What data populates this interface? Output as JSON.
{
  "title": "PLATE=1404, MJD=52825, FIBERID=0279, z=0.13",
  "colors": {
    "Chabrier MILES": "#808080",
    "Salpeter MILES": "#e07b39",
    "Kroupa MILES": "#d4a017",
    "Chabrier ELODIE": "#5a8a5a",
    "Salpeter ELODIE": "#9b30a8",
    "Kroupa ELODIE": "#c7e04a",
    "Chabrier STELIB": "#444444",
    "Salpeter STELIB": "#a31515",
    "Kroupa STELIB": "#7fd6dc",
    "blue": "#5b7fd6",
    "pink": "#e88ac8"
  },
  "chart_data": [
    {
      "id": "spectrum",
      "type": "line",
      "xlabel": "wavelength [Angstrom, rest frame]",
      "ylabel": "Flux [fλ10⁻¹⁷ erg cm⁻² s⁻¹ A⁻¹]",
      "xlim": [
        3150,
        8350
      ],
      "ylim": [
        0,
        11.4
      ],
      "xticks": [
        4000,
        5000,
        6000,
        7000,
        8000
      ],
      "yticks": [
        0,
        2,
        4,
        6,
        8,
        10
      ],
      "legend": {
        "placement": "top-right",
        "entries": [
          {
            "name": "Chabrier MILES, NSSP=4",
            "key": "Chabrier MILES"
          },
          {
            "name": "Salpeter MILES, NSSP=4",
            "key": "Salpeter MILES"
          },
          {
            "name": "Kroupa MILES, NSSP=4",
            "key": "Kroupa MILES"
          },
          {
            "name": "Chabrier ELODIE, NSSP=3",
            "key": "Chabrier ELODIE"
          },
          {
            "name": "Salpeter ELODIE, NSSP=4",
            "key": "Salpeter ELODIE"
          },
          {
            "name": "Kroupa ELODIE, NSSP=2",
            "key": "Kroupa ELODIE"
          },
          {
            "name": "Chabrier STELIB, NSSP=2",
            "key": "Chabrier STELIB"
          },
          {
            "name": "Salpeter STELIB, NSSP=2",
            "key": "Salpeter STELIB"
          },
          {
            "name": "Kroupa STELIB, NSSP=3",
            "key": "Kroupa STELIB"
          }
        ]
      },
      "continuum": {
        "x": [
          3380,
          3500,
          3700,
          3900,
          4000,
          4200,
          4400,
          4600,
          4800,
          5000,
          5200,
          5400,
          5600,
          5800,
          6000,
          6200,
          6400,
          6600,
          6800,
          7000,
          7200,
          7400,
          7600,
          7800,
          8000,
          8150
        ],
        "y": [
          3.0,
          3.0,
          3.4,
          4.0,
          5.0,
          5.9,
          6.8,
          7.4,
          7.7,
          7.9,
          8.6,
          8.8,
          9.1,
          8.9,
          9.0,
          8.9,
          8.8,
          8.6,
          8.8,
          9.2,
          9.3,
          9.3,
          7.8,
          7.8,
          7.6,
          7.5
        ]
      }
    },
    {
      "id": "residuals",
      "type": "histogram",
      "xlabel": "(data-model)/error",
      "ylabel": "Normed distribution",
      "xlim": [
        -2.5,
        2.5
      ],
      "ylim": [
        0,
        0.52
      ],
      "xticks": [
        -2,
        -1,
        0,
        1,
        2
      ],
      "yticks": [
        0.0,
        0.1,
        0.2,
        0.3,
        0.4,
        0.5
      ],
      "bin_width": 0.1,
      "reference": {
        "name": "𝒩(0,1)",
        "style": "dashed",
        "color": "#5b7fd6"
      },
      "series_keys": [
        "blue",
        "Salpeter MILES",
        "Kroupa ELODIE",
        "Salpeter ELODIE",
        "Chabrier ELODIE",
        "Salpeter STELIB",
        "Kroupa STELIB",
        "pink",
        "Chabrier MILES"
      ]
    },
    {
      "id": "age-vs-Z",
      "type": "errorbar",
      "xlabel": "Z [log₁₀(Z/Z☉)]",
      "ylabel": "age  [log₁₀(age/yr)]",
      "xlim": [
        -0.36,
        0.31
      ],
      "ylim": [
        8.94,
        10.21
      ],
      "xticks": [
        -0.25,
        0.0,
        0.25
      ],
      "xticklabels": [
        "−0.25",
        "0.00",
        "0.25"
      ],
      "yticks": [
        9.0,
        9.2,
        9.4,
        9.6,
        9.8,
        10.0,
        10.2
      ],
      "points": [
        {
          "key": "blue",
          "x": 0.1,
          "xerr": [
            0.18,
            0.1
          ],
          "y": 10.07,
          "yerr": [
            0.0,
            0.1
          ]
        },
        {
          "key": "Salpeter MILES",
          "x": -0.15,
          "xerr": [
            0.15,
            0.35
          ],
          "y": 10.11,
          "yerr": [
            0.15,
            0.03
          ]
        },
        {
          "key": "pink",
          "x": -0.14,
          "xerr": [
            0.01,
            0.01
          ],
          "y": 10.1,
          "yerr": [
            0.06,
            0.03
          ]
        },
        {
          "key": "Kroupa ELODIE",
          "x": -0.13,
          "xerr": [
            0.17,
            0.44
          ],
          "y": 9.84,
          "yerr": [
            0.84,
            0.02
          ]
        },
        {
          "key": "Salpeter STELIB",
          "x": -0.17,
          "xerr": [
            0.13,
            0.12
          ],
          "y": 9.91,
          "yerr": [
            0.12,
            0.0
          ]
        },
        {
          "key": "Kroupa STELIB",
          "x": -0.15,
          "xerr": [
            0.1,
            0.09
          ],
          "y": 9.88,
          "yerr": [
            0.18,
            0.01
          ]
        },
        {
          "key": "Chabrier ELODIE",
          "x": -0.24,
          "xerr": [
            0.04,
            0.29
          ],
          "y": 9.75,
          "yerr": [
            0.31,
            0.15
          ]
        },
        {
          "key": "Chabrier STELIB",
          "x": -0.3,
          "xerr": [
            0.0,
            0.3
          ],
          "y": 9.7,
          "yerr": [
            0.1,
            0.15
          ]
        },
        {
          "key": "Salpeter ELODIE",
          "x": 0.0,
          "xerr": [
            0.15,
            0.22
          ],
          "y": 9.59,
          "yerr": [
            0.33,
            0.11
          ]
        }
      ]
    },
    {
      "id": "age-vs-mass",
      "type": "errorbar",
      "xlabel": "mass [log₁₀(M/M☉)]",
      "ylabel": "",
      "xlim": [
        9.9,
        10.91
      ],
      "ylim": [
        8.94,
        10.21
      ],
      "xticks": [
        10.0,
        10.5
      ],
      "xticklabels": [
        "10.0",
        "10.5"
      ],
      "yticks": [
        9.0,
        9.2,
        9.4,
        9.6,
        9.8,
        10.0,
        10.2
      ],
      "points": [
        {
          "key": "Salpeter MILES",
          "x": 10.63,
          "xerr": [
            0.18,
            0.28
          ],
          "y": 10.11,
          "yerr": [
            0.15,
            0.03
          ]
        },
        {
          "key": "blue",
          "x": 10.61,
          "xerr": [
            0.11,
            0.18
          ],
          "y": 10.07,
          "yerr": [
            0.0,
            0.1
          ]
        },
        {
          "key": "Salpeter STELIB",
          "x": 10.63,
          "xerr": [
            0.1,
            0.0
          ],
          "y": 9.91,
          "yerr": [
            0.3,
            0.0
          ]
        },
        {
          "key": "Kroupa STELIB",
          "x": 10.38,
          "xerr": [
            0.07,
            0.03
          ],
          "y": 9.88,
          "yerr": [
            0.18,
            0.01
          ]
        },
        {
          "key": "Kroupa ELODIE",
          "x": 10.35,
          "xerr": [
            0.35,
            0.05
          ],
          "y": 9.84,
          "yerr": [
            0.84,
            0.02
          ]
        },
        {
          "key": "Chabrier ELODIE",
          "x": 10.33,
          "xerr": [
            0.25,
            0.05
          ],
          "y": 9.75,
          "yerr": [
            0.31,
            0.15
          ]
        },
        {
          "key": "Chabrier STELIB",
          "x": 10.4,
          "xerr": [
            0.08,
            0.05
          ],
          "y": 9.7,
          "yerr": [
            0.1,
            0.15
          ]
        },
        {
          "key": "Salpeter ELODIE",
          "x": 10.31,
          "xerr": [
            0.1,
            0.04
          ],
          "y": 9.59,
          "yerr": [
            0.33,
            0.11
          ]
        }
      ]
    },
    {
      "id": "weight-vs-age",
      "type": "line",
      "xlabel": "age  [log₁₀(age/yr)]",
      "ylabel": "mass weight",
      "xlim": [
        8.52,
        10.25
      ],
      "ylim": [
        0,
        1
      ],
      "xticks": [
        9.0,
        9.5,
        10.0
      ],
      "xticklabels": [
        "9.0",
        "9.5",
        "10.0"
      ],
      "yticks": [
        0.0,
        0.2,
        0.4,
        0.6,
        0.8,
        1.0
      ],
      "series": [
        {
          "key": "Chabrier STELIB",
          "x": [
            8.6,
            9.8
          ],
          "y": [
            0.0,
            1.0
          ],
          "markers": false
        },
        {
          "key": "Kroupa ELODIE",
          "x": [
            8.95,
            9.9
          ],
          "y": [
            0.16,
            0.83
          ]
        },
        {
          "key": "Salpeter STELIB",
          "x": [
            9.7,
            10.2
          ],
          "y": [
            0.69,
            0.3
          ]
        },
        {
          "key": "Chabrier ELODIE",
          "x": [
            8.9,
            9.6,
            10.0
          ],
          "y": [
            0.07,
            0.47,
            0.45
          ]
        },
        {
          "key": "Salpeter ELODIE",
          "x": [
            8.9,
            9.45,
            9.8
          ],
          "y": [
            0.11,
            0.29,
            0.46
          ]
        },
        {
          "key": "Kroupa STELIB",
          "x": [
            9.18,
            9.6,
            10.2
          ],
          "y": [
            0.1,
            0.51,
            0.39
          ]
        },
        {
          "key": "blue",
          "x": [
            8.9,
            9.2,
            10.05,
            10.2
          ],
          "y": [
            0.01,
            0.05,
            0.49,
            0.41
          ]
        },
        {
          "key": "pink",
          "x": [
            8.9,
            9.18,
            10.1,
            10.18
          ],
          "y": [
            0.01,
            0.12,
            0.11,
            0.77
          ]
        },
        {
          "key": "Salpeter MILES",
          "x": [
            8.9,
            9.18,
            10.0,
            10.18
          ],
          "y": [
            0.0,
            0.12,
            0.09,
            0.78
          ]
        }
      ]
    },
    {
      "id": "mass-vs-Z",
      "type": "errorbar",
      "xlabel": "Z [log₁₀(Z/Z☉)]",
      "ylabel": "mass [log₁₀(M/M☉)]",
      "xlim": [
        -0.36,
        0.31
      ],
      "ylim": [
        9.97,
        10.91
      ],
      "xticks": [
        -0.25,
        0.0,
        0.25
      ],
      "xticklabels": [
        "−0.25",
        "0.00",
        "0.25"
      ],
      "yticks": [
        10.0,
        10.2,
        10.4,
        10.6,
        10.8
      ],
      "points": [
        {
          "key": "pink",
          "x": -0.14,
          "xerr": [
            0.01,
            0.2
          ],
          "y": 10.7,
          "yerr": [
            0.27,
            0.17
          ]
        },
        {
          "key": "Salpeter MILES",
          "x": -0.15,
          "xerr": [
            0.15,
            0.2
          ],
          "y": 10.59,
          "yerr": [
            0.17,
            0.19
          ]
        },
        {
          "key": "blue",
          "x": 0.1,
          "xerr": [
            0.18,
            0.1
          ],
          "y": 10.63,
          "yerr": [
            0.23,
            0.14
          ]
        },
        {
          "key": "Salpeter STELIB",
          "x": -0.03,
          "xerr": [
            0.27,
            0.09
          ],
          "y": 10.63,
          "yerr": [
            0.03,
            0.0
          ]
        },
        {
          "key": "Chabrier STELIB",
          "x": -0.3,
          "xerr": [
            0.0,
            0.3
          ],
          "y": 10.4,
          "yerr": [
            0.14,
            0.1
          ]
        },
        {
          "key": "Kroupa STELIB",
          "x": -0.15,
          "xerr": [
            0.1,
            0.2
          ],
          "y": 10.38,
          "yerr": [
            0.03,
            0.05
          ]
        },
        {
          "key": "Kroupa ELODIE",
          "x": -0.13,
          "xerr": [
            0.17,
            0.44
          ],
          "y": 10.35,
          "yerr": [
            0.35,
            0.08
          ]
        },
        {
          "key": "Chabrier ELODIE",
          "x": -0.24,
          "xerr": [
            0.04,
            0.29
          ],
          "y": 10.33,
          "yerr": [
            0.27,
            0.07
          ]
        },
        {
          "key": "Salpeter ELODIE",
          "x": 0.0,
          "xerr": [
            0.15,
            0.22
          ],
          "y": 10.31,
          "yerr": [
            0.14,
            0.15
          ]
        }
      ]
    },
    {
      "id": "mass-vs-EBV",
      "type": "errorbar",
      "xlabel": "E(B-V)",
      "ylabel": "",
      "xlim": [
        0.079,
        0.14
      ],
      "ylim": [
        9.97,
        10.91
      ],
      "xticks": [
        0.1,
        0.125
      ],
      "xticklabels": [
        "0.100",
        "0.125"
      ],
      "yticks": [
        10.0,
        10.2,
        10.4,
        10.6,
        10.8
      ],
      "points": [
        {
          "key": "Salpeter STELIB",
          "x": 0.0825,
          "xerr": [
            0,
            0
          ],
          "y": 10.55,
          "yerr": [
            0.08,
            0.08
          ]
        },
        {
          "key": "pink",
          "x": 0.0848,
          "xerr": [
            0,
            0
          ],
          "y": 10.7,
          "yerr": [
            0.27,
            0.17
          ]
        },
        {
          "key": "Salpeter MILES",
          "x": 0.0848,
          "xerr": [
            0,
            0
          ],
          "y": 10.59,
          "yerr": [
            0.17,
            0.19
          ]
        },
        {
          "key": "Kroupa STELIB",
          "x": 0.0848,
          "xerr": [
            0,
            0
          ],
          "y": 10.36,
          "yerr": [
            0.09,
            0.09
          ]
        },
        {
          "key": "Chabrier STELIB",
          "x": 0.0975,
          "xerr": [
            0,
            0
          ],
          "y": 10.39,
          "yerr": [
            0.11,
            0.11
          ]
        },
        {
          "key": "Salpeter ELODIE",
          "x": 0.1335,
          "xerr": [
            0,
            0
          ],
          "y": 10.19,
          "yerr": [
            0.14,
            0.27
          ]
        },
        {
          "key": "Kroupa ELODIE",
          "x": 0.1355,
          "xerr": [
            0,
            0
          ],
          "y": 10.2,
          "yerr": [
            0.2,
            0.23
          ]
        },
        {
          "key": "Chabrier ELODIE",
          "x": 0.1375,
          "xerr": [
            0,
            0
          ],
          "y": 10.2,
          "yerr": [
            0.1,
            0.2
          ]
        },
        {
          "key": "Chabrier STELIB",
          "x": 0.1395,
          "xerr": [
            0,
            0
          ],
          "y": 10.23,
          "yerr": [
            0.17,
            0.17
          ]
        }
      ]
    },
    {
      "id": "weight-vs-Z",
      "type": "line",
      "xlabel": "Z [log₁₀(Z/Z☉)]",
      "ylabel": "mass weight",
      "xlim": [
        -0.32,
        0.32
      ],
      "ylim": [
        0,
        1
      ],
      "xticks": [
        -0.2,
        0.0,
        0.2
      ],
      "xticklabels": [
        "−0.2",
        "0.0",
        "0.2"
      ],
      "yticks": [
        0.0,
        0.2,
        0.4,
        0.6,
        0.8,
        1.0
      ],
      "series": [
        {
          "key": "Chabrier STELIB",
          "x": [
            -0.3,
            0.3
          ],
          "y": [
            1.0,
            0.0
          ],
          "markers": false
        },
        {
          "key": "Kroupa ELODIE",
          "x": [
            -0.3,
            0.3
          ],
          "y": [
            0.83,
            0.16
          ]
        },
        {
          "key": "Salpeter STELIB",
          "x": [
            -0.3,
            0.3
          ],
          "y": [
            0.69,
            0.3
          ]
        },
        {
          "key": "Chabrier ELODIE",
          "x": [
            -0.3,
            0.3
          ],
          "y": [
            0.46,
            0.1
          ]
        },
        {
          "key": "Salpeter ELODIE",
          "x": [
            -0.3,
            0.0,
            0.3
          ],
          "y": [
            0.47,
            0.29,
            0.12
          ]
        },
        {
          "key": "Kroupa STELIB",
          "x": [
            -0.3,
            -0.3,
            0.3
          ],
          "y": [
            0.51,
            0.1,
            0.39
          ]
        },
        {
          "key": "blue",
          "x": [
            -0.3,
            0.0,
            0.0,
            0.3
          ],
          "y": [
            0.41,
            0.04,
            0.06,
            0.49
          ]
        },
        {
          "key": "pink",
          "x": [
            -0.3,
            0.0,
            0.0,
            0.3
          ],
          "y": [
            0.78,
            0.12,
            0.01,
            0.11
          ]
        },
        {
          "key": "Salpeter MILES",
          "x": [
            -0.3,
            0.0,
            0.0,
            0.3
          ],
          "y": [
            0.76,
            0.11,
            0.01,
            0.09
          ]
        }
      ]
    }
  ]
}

· · · · ·

TASK OBJECTIVE
Search the data above for lines holding "name" and copy each of them.

OUTPUT BELOW
            "name": "Chabrier MILES, NSSP=4",
            "name": "Salpeter MILES, NSSP=4",
            "name": "Kroupa MILES, NSSP=4",
            "name": "Chabrier ELODIE, NSSP=3",
            "name": "Salpeter ELODIE, NSSP=4",
            "name": "Kroupa ELODIE, NSSP=2",
            "name": "Chabrier STELIB, NSSP=2",
            "name": "Salpeter STELIB, NSSP=2",
            "name": "Kroupa STELIB, NSSP=3",
        "name": "𝒩(0,1)",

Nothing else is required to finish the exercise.